-------- Supplied entries --------

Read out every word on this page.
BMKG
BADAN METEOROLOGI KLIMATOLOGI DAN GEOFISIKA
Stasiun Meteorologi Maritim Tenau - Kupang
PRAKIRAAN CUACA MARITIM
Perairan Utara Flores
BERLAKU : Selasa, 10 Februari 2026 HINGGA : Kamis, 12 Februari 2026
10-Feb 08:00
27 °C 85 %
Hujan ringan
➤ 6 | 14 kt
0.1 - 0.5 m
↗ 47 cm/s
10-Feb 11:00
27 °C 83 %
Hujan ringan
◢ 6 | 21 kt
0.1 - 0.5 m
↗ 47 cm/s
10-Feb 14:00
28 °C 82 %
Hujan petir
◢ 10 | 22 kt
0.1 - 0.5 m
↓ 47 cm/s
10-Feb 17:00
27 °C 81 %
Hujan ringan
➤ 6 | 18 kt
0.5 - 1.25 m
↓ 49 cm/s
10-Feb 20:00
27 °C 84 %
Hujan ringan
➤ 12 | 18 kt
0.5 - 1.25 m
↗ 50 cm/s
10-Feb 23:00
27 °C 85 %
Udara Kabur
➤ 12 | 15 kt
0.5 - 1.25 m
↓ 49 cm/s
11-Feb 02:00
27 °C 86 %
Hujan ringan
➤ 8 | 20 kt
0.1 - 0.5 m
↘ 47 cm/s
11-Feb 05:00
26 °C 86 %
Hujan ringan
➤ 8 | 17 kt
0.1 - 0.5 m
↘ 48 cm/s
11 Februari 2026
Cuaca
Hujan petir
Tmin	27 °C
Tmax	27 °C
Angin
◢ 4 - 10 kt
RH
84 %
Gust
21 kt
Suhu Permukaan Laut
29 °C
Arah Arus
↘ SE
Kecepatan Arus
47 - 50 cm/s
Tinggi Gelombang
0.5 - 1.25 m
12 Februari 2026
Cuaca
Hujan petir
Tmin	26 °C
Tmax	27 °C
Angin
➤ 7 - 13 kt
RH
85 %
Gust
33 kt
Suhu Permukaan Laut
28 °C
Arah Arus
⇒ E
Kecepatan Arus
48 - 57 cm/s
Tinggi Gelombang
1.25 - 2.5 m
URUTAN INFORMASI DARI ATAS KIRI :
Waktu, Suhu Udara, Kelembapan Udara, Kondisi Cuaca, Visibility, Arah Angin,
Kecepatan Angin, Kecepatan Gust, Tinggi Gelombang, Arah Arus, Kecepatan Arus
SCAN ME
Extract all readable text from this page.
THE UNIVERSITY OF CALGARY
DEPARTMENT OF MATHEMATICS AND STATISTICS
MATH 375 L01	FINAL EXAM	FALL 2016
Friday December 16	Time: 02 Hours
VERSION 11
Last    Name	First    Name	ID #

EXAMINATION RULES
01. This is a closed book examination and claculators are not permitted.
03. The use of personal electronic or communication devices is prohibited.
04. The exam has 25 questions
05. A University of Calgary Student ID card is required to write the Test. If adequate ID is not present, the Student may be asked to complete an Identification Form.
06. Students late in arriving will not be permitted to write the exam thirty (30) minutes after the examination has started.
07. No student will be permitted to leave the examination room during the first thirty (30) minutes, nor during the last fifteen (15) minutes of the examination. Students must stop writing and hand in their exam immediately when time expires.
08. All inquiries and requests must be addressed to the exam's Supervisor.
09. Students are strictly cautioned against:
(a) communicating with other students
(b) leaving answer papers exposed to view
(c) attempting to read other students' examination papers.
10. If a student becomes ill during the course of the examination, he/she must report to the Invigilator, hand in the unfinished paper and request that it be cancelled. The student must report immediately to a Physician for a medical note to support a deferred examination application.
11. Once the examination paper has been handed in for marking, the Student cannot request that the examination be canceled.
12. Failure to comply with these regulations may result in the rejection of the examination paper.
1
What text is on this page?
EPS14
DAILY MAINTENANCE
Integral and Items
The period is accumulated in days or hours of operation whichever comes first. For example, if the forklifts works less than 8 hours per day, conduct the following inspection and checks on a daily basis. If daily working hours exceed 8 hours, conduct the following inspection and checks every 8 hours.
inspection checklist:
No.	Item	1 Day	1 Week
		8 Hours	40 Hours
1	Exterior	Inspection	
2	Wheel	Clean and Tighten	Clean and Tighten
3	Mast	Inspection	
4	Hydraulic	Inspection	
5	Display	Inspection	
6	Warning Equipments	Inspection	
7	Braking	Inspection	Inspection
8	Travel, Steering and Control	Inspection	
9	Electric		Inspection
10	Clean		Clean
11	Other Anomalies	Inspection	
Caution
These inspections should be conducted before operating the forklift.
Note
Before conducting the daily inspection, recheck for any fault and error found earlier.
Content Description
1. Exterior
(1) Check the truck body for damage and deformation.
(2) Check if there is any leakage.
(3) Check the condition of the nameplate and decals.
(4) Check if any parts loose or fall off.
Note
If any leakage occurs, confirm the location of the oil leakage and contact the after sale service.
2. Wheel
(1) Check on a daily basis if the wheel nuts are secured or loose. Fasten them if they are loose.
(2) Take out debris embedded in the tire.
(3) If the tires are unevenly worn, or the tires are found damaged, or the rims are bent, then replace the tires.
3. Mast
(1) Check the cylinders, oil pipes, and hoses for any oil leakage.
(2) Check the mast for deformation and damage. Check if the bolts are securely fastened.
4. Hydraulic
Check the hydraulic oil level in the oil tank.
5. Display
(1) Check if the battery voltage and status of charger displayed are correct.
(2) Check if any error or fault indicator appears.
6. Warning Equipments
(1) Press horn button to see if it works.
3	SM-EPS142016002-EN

--------

§ Problem description:
In the listing, find all lines with the string "every" and copy them.

§ Answer to this exercise:
Read out every word on this page.
The period is accumulated in days or hours of operation whichever comes first. For example, if the forklifts works less than 8 hours per day, conduct the following inspection and checks on a daily basis. If daily working hours exceed 8 hours, conduct the following inspection and checks every 8 hours.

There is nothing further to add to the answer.